-- Begin Stored records --
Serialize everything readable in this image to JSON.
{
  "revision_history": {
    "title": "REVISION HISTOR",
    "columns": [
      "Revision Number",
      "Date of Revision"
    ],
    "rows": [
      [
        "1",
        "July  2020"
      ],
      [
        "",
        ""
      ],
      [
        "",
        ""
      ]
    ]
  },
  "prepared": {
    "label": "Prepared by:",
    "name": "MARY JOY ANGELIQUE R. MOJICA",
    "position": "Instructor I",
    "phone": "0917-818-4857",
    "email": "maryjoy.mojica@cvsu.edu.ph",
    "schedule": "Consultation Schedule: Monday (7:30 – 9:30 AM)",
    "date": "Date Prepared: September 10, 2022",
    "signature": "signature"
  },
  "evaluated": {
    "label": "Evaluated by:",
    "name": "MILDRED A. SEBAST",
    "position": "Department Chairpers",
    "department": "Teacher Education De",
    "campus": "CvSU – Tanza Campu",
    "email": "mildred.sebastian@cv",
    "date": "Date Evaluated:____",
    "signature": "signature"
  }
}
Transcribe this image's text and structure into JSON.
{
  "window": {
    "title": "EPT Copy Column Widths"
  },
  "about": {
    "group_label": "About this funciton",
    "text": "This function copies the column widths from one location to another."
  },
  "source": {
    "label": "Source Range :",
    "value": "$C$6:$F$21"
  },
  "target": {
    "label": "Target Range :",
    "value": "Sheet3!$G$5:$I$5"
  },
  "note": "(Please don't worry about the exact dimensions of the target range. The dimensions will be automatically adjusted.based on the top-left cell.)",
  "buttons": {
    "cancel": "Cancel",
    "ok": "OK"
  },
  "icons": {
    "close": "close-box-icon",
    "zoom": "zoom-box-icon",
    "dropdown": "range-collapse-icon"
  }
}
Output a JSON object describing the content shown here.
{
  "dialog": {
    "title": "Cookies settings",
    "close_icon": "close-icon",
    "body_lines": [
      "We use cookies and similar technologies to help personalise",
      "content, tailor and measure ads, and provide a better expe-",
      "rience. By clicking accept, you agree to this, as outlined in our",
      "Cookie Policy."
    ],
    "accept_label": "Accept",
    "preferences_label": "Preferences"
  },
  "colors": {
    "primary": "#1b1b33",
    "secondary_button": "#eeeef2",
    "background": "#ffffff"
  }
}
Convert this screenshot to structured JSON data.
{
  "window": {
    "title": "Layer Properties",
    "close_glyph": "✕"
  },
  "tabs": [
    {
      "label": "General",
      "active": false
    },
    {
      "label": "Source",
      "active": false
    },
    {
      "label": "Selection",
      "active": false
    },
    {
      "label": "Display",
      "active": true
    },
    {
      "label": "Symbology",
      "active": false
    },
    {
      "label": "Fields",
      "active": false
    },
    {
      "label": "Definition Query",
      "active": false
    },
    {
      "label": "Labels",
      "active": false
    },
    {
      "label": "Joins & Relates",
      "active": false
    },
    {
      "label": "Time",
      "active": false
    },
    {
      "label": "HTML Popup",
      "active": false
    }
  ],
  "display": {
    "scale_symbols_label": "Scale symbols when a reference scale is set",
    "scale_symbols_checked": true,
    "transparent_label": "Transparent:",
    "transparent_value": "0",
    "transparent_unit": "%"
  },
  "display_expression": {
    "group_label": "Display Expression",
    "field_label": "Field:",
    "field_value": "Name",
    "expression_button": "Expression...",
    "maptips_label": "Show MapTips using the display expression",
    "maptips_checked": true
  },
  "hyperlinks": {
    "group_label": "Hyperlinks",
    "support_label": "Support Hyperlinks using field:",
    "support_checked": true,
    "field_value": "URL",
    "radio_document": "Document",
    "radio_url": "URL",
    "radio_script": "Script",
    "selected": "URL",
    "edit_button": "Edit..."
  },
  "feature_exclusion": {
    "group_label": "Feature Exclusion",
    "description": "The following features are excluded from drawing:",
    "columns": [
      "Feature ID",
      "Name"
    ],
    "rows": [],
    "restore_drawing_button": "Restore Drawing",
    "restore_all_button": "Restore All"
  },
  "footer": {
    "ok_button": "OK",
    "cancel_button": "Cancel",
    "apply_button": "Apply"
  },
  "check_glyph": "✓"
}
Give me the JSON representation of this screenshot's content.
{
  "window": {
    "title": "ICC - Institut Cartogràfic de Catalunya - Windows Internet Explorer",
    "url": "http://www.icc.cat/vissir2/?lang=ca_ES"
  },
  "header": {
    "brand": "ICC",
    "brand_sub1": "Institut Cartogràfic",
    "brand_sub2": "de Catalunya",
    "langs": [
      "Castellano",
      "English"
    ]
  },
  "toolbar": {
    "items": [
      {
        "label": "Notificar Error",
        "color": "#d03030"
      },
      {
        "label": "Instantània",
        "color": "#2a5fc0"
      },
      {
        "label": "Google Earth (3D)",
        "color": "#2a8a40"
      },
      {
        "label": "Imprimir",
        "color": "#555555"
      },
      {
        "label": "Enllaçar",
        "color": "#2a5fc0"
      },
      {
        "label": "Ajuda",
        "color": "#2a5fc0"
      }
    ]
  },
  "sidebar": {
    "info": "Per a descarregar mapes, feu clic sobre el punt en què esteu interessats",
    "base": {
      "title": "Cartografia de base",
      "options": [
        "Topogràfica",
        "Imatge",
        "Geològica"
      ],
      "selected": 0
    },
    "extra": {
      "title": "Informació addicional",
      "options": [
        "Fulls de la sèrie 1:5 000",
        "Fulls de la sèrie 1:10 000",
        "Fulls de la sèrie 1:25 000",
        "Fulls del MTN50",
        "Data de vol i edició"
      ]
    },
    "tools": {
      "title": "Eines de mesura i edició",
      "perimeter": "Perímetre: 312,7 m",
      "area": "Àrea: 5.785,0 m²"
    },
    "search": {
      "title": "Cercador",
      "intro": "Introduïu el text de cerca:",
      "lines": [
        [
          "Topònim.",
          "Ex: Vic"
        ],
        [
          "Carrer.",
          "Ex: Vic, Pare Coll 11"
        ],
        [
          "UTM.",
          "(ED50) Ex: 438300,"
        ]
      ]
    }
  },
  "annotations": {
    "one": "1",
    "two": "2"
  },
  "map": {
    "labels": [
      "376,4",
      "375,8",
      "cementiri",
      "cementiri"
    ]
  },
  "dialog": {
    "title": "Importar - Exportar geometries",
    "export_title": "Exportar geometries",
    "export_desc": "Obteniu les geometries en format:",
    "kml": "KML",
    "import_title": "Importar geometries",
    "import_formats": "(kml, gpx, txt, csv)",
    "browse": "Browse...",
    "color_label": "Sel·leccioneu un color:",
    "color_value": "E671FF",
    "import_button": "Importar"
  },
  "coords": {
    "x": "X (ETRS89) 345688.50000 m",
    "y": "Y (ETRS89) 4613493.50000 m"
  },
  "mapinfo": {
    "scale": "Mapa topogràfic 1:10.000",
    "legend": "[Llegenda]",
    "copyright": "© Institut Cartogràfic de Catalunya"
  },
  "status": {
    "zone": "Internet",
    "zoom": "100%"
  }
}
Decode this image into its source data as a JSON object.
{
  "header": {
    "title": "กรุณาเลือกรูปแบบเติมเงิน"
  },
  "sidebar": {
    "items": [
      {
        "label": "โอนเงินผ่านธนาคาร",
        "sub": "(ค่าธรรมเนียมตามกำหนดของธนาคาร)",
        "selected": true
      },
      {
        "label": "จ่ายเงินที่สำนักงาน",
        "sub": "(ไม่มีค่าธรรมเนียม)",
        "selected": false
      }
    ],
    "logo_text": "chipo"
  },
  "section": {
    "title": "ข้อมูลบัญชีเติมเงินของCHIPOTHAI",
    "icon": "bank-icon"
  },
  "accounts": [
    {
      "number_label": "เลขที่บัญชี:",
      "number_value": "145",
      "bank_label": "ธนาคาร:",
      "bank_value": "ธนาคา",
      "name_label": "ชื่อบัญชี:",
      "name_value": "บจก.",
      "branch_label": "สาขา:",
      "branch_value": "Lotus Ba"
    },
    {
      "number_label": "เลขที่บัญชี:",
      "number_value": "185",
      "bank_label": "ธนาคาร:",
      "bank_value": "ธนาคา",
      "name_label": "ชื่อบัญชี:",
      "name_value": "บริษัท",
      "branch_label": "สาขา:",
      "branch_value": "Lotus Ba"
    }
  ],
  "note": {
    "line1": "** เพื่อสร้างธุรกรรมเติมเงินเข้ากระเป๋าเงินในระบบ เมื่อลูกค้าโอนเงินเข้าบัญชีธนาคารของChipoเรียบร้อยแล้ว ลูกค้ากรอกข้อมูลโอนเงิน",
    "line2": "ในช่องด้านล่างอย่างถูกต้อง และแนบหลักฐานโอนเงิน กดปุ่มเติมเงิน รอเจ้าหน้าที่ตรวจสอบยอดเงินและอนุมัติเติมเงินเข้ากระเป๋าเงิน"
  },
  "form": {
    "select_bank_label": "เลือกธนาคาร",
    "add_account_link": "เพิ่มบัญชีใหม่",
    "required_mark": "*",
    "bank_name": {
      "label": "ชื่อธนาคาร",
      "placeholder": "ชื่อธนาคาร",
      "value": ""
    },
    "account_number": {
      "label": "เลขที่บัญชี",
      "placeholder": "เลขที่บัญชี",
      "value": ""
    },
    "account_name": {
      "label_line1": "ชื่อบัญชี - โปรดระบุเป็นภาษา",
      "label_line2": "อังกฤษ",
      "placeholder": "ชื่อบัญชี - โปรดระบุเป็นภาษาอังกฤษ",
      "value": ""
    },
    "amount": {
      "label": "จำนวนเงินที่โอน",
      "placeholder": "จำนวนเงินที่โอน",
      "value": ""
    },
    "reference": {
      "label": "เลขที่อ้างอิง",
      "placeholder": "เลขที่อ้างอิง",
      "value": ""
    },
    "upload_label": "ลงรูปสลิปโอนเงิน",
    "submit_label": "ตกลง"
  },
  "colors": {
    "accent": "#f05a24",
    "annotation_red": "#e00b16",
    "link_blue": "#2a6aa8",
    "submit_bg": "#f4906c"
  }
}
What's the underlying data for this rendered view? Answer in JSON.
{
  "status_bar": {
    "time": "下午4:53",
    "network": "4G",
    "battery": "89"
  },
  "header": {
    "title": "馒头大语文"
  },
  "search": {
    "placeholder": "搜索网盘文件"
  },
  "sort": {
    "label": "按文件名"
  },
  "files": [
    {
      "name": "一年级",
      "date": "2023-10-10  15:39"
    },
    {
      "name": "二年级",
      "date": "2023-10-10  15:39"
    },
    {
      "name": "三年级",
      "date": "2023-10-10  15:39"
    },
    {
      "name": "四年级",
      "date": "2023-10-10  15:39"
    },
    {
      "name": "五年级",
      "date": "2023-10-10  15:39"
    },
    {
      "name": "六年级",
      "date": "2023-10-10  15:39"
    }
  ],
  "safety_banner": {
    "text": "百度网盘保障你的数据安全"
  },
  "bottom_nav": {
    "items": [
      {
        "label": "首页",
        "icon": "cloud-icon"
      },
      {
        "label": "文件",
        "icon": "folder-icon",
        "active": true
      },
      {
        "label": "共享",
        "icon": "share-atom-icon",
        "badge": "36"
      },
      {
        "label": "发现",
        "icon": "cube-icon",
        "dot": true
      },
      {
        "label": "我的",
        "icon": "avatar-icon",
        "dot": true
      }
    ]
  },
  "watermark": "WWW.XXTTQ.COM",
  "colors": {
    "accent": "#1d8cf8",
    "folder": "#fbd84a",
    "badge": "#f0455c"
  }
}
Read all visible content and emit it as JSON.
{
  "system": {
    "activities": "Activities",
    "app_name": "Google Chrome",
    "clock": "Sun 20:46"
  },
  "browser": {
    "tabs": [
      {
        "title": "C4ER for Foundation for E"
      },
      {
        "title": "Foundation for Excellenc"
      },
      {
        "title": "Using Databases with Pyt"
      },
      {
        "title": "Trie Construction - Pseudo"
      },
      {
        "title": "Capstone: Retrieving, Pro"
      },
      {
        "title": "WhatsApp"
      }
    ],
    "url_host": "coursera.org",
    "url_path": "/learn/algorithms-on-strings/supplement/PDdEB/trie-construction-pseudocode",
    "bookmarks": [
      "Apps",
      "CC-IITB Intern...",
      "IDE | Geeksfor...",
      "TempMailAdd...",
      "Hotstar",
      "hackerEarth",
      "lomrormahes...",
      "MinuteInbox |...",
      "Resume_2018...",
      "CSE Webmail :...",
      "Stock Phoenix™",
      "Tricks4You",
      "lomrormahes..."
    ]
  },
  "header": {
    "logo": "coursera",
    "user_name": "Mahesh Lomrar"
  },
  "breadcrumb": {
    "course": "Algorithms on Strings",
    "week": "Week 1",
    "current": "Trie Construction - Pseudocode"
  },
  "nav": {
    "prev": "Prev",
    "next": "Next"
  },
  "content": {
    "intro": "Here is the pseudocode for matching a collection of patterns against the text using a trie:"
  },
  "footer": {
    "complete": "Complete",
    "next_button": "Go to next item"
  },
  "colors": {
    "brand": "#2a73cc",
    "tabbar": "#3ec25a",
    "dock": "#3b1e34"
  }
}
-- End Stored records --
• **Job**
Find the lines that include the string "placeholder", then copy each of them.

• **Solution to the exercise**
      "placeholder": "ชื่อธนาคาร",
      "placeholder": "เลขที่บัญชี",
      "placeholder": "ชื่อบัญชี - โปรดระบุเป็นภาษาอังกฤษ",
      "placeholder": "จำนวนเงินที่โอน",
      "placeholder": "เลขที่อ้างอิง",
    "placeholder": "搜索网盘文件"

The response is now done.